Problem:
Copy the data precisely, character for character, and leave out every picture.

Information supplied:
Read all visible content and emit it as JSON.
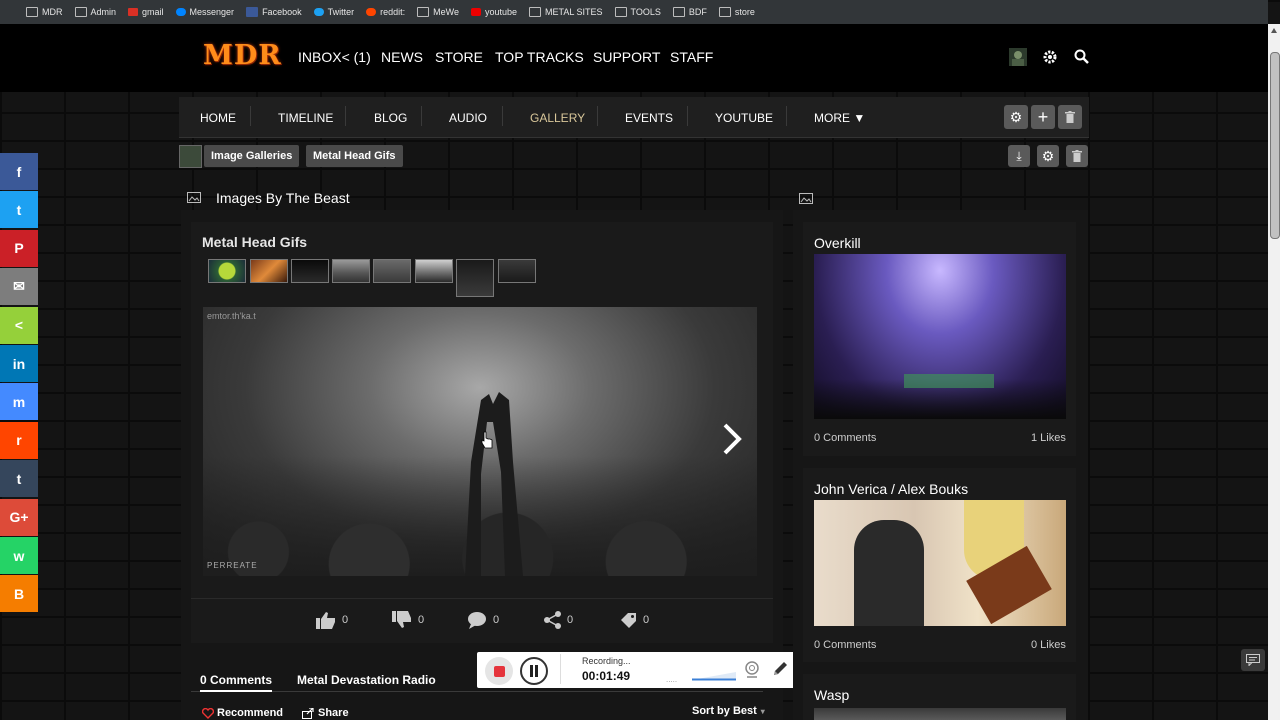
{
  "bookmarks": [
    "MDR",
    "Admin",
    "gmail",
    "Messenger",
    "Facebook",
    "Twitter",
    "reddit:",
    "MeWe",
    "youtube",
    "METAL SITES",
    "TOOLS",
    "BDF",
    "store"
  ],
  "logo_text": "MDR",
  "top_nav": [
    "INBOX< (1)",
    "NEWS",
    "STORE",
    "TOP TRACKS",
    "SUPPORT",
    "STAFF"
  ],
  "sub_nav": [
    "HOME",
    "TIMELINE",
    "BLOG",
    "AUDIO",
    "GALLERY",
    "EVENTS",
    "YOUTUBE",
    "MORE ▼"
  ],
  "breadcrumbs": [
    "Image Galleries",
    "Metal Head Gifs"
  ],
  "panel_title": "Images By The Beast",
  "gallery_title": "Metal Head Gifs",
  "viewer": {
    "watermark_top": "emtor.th'ka.t",
    "watermark_bottom": "PERREATE"
  },
  "actions": {
    "likes": "0",
    "dislikes": "0",
    "comments": "0",
    "shares": "0",
    "tags": "0"
  },
  "tabs": {
    "comments": "0 Comments",
    "site": "Metal Devastation Radio"
  },
  "bottom": {
    "recommend": "Recommend",
    "share": "Share",
    "sort": "Sort by Best"
  },
  "recorder": {
    "status": "Recording...",
    "time": "00:01:49"
  },
  "right_cards": [
    {
      "title": "Overkill",
      "comments": "0 Comments",
      "likes": "1 Likes"
    },
    {
      "title": "John Verica / Alex Bouks",
      "comments": "0 Comments",
      "likes": "0 Likes"
    },
    {
      "title": "Wasp"
    }
  ],
  "share_sidebar": [
    {
      "name": "facebook",
      "glyph": "f",
      "color": "#3b5998"
    },
    {
      "name": "twitter",
      "glyph": "t",
      "color": "#1da1f2"
    },
    {
      "name": "pinterest",
      "glyph": "P",
      "color": "#cb2027"
    },
    {
      "name": "email",
      "glyph": "✉",
      "color": "#7d7d7d"
    },
    {
      "name": "sharethis",
      "glyph": "<",
      "color": "#95d03a"
    },
    {
      "name": "linkedin",
      "glyph": "in",
      "color": "#0077b5"
    },
    {
      "name": "messenger",
      "glyph": "m",
      "color": "#448aff"
    },
    {
      "name": "reddit",
      "glyph": "r",
      "color": "#ff4500"
    },
    {
      "name": "tumblr",
      "glyph": "t",
      "color": "#35465c"
    },
    {
      "name": "googleplus",
      "glyph": "G+",
      "color": "#dd4b39"
    },
    {
      "name": "whatsapp",
      "glyph": "w",
      "color": "#25d366"
    },
    {
      "name": "blogger",
      "glyph": "B",
      "color": "#f57d00"
    }
  ]
}
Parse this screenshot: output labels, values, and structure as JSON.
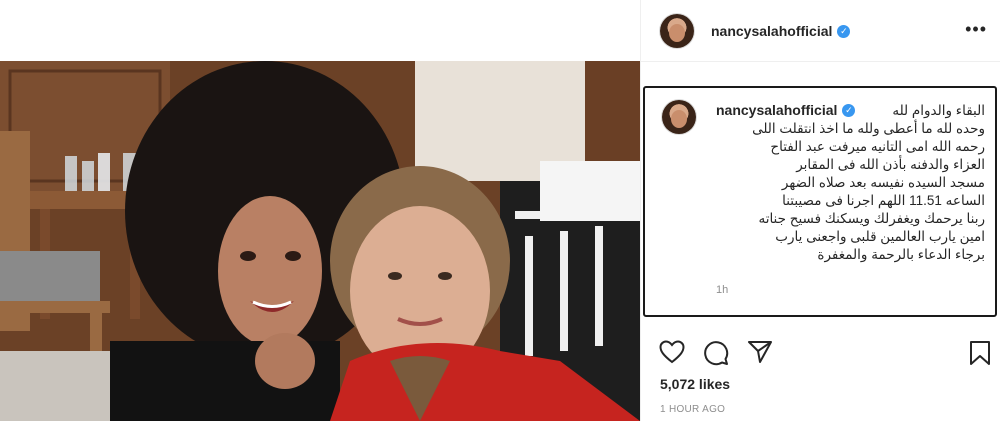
{
  "post": {
    "username": "nancysalahofficial",
    "verified_badge": "✓",
    "more_icon": "•••",
    "caption_username": "nancysalahofficial",
    "caption_lines": [
      "البقاء والدوام لله",
      "وحده لله ما أعطى ولله ما اخذ انتقلت اللى",
      "رحمه الله امى التانيه ميرفت عبد الفتاح",
      "العزاء والدفنه بأذن الله فى المقابر",
      "مسجد السيده نفيسه بعد صلاه الضهر",
      "الساعه 11.51 اللهم اجرنا فى مصيبتنا",
      "ربنا يرحمك ويغفرلك ويسكنك فسيح جناته",
      "امين يارب العالمين قلبى واجعنى يارب",
      "برجاء الدعاء بالرحمة والمغفرة"
    ],
    "caption_time": "1h",
    "likes": "5,072 likes",
    "time_ago": "1 HOUR AGO"
  },
  "icons": {
    "like": "heart-icon",
    "comment": "comment-icon",
    "share": "share-icon",
    "save": "bookmark-icon"
  },
  "colors": {
    "verified": "#3897f0",
    "text": "#262626",
    "muted": "#8e8e8e",
    "border": "#efefef"
  }
}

The completed task:
Read all visible content and emit it as JSON.
{
  "bookmarks": [
    "MDR",
    "Admin",
    "gmail",
    "Messenger",
    "Facebook",
    "Twitter",
    "reddit:",
    "MeWe",
    "youtube",
    "METAL SITES",
    "TOOLS",
    "BDF",
    "store"
  ],
  "logo_text": "MDR",
  "top_nav": [
    "INBOX< (1)",
    "NEWS",
    "STORE",
    "TOP TRACKS",
    "SUPPORT",
    "STAFF"
  ],
  "sub_nav": [
    "HOME",
    "TIMELINE",
    "BLOG",
    "AUDIO",
    "GALLERY",
    "EVENTS",
    "YOUTUBE",
    "MORE ▼"
  ],
  "breadcrumbs": [
    "Image Galleries",
    "Metal Head Gifs"
  ],
  "panel_title": "Images By The Beast",
  "gallery_title": "Metal Head Gifs",
  "viewer": {
    "watermark_top": "emtor.th'ka.t",
    "watermark_bottom": "PERREATE"
  },
  "actions": {
    "likes": "0",
    "dislikes": "0",
    "comments": "0",
    "shares": "0",
    "tags": "0"
  },
  "tabs": {
    "comments": "0 Comments",
    "site": "Metal Devastation Radio"
  },
  "bottom": {
    "recommend": "Recommend",
    "share": "Share",
    "sort": "Sort by Best"
  },
  "recorder": {
    "status": "Recording...",
    "time": "00:01:49"
  },
  "right_cards": [
    {
      "title": "Overkill",
      "comments": "0 Comments",
      "likes": "1 Likes"
    },
    {
      "title": "John Verica / Alex Bouks",
      "comments": "0 Comments",
      "likes": "0 Likes"
    },
    {
      "title": "Wasp"
    }
  ],
  "share_sidebar": [
    {
      "name": "facebook",
      "glyph": "f",
      "color": "#3b5998"
    },
    {
      "name": "twitter",
      "glyph": "t",
      "color": "#1da1f2"
    },
    {
      "name": "pinterest",
      "glyph": "P",
      "color": "#cb2027"
    },
    {
      "name": "email",
      "glyph": "✉",
      "color": "#7d7d7d"
    },
    {
      "name": "sharethis",
      "glyph": "<",
      "color": "#95d03a"
    },
    {
      "name": "linkedin",
      "glyph": "in",
      "color": "#0077b5"
    },
    {
      "name": "messenger",
      "glyph": "m",
      "color": "#448aff"
    },
    {
      "name": "reddit",
      "glyph": "r",
      "color": "#ff4500"
    },
    {
      "name": "tumblr",
      "glyph": "t",
      "color": "#35465c"
    },
    {
      "name": "googleplus",
      "glyph": "G+",
      "color": "#dd4b39"
    },
    {
      "name": "whatsapp",
      "glyph": "w",
      "color": "#25d366"
    },
    {
      "name": "blogger",
      "glyph": "B",
      "color": "#f57d00"
    }
  ]
}
Parse this screenshot: output labels, values, and structure as JSON.
{
  "post": {
    "username": "nancysalahofficial",
    "verified_badge": "✓",
    "more_icon": "•••",
    "caption_username": "nancysalahofficial",
    "caption_lines": [
      "البقاء والدوام لله",
      "وحده لله ما أعطى ولله ما اخذ انتقلت اللى",
      "رحمه الله امى التانيه ميرفت عبد الفتاح",
      "العزاء والدفنه بأذن الله فى المقابر",
      "مسجد السيده نفيسه بعد صلاه الضهر",
      "الساعه 11.51 اللهم اجرنا فى مصيبتنا",
      "ربنا يرحمك ويغفرلك ويسكنك فسيح جناته",
      "امين يارب العالمين قلبى واجعنى يارب",
      "برجاء الدعاء بالرحمة والمغفرة"
    ],
    "caption_time": "1h",
    "likes": "5,072 likes",
    "time_ago": "1 HOUR AGO"
  },
  "icons": {
    "like": "heart-icon",
    "comment": "comment-icon",
    "share": "share-icon",
    "save": "bookmark-icon"
  },
  "colors": {
    "verified": "#3897f0",
    "text": "#262626",
    "muted": "#8e8e8e",
    "border": "#efefef"
  }
}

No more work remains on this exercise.